[Dataset records]
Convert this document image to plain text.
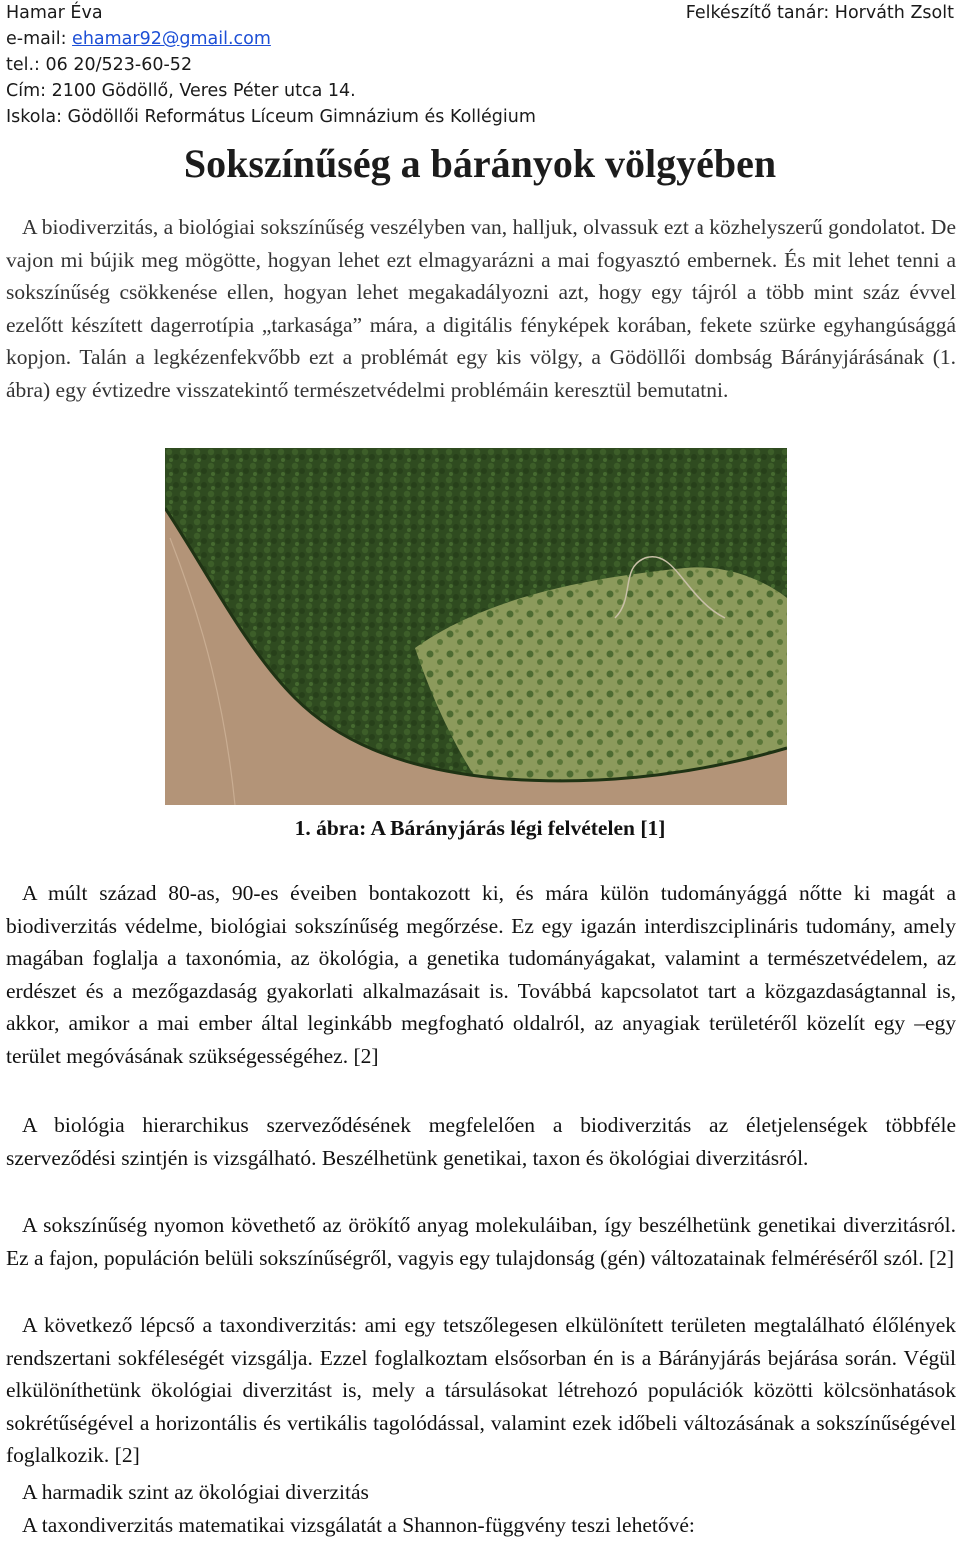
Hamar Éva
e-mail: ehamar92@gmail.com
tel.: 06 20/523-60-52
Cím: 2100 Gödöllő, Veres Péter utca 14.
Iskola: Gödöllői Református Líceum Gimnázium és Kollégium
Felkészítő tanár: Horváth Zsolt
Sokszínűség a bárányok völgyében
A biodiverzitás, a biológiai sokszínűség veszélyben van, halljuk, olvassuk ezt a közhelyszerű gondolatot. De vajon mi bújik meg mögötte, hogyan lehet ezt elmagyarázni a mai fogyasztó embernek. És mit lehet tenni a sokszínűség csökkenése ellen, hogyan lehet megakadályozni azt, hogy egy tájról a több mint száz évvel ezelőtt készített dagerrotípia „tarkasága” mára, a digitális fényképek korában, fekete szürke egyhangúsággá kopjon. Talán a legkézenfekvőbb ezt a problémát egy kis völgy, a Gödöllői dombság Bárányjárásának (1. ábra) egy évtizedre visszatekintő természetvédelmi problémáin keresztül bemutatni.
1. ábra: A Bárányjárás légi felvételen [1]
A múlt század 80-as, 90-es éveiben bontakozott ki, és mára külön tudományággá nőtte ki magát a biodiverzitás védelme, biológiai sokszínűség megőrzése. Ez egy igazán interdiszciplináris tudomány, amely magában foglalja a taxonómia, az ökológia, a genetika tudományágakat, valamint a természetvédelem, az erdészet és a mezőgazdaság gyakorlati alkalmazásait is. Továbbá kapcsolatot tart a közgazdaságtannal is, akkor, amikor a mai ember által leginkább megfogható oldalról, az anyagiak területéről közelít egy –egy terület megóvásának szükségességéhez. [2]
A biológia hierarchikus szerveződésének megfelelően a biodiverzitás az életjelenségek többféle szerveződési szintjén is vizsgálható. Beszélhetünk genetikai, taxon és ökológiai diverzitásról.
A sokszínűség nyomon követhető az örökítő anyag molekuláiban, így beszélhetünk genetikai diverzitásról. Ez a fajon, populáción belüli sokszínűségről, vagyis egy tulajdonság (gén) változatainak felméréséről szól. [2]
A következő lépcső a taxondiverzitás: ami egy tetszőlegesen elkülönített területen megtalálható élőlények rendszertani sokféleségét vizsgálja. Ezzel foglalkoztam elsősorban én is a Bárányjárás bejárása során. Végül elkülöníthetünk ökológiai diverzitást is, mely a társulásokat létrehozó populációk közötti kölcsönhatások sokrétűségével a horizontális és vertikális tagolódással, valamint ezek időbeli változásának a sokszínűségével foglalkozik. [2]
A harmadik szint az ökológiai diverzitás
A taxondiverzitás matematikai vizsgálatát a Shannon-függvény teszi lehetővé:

---

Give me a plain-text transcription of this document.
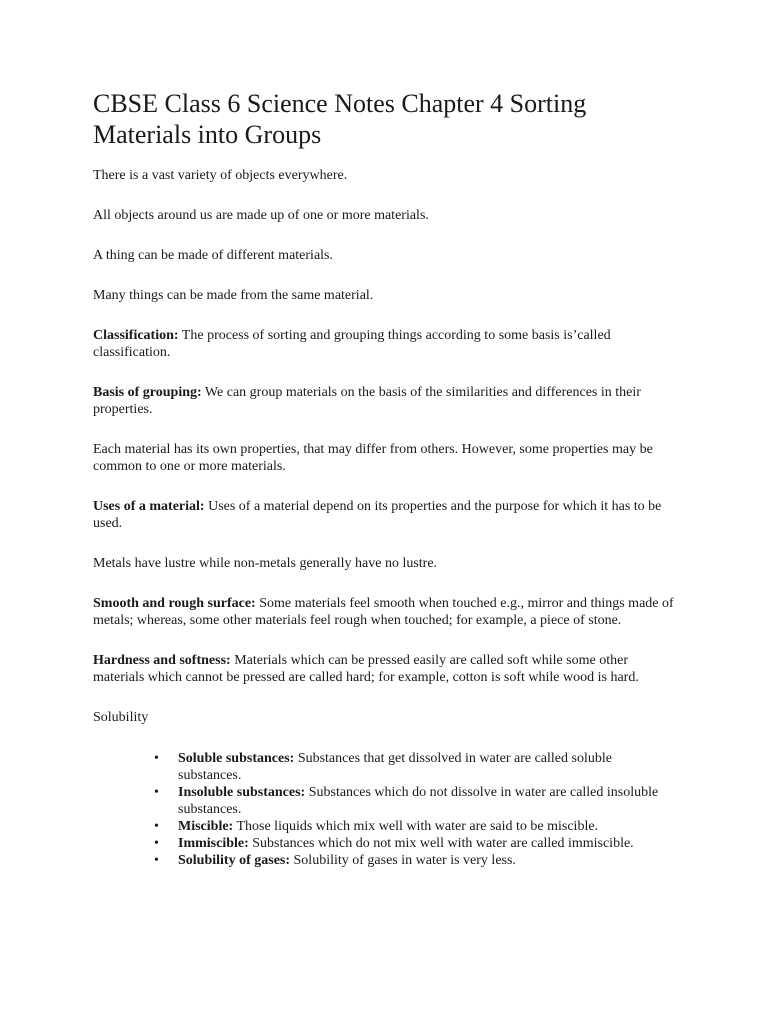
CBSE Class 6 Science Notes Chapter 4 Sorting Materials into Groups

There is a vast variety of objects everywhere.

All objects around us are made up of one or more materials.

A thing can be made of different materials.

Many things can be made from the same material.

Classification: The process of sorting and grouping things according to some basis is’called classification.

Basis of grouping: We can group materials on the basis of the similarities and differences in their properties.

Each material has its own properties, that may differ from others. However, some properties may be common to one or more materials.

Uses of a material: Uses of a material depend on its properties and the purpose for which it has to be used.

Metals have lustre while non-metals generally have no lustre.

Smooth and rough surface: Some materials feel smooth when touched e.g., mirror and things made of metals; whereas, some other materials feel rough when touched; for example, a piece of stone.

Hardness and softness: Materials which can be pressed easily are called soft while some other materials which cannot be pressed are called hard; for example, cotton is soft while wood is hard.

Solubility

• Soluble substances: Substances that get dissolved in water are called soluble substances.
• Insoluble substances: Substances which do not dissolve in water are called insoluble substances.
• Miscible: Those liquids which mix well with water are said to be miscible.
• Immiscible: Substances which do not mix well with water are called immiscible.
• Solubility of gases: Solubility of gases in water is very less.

==

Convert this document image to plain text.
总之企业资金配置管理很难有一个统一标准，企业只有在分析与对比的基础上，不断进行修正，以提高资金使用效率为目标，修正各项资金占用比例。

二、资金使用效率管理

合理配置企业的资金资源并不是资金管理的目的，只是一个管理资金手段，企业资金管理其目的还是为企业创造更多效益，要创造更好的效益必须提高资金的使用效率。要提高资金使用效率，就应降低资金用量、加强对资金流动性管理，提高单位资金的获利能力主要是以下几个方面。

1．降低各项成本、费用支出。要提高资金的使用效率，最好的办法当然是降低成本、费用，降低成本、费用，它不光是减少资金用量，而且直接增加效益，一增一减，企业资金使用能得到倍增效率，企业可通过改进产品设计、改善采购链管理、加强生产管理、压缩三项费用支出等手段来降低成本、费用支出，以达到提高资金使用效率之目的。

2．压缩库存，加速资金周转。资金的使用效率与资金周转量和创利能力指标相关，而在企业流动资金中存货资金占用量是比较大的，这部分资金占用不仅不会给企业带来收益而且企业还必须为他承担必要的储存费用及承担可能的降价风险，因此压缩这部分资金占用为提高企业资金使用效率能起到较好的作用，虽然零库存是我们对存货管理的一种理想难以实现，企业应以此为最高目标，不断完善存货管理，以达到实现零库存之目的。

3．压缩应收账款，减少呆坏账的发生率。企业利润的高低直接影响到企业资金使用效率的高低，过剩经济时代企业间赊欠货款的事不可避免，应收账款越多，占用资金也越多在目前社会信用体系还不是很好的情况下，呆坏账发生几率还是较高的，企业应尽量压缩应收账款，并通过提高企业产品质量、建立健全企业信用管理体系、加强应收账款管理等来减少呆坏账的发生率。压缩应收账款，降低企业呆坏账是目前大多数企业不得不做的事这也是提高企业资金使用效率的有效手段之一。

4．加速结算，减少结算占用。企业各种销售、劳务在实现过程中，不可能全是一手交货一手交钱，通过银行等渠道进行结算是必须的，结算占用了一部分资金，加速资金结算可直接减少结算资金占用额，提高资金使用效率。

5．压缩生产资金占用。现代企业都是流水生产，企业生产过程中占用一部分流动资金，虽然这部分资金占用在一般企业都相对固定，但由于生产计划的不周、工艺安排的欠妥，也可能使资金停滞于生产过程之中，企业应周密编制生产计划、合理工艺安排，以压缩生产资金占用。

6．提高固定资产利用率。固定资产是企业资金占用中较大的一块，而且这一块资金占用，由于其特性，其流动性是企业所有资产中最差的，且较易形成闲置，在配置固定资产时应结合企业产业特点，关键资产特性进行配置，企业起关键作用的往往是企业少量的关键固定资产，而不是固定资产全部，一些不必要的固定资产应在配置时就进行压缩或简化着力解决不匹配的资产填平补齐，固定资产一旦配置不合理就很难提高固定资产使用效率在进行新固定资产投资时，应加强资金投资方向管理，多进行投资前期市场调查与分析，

◆ AIM OF THE EXERCISE ◆
Report each line in the preceding entries that holds the string "basis".

◆ ANSWER TO THE EXERCISE ◆
Classification: The process of sorting and grouping things according to some basis is’called classification.
Basis of grouping: We can group materials on the basis of the similarities and differences in their properties.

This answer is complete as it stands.